======== DATA LISTING ========
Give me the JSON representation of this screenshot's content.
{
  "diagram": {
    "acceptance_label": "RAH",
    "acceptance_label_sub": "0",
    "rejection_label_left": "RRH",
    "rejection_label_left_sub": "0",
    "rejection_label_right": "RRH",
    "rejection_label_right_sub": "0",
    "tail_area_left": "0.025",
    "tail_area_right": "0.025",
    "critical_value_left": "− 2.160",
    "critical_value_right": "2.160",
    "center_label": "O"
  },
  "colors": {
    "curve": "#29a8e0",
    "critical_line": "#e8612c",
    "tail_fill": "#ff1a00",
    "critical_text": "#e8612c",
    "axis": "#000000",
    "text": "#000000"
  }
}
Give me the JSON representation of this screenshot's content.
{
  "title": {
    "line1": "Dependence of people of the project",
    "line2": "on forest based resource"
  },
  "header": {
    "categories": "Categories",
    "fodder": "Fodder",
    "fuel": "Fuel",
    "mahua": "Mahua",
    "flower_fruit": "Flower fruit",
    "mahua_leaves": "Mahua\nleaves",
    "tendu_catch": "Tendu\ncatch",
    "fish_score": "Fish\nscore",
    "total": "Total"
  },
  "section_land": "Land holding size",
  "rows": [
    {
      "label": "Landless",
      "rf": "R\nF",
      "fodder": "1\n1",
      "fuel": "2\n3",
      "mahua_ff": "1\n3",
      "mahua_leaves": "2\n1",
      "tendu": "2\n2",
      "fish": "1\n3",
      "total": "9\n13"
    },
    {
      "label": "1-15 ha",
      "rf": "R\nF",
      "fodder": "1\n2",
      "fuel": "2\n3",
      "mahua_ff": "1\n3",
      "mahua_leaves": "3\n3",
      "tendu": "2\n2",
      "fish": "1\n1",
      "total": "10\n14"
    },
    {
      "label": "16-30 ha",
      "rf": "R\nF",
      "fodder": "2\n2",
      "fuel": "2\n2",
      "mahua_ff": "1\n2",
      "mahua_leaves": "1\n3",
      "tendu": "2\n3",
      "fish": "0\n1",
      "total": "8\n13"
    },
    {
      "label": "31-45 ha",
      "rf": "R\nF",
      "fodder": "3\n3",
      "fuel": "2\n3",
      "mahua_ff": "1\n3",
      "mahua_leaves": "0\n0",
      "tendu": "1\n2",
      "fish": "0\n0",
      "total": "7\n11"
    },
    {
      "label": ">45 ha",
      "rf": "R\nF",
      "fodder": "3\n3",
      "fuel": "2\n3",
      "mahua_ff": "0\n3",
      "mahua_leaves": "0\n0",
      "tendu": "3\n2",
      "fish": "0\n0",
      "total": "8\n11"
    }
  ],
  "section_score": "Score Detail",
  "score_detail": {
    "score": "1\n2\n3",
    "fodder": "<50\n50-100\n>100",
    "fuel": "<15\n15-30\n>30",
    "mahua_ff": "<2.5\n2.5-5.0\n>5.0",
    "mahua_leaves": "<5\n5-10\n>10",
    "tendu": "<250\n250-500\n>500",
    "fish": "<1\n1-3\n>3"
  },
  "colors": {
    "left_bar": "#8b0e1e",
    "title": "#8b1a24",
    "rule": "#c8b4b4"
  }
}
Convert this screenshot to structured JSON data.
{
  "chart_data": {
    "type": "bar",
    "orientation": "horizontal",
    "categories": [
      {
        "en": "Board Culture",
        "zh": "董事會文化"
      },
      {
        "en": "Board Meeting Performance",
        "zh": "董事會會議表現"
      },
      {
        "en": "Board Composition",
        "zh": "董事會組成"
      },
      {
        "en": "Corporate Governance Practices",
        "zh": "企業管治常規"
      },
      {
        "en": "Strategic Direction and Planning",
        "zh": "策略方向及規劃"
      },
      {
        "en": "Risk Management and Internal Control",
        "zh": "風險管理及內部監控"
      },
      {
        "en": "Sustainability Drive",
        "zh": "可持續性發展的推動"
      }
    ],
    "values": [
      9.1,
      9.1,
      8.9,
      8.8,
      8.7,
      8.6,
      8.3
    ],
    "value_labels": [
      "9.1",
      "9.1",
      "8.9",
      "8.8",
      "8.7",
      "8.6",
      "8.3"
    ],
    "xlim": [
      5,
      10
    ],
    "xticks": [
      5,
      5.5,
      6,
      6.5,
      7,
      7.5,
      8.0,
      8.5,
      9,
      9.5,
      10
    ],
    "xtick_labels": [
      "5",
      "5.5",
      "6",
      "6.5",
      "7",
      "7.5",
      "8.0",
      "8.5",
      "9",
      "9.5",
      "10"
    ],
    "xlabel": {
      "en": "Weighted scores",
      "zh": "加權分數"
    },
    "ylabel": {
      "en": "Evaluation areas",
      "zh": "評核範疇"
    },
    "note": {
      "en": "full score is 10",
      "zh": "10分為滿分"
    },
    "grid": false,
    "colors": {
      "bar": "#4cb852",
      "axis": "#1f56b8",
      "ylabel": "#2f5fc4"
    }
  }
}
========
#### [WORK INSTRUCTIONS]
Pull out each line of the listing that holds the string "total".

#### [RESPONSE TO THE EXERCISE]
    "total": "Total"
      "total": "9\n13"
      "total": "10\n14"
      "total": "8\n13"
      "total": "7\n11"
      "total": "8\n11"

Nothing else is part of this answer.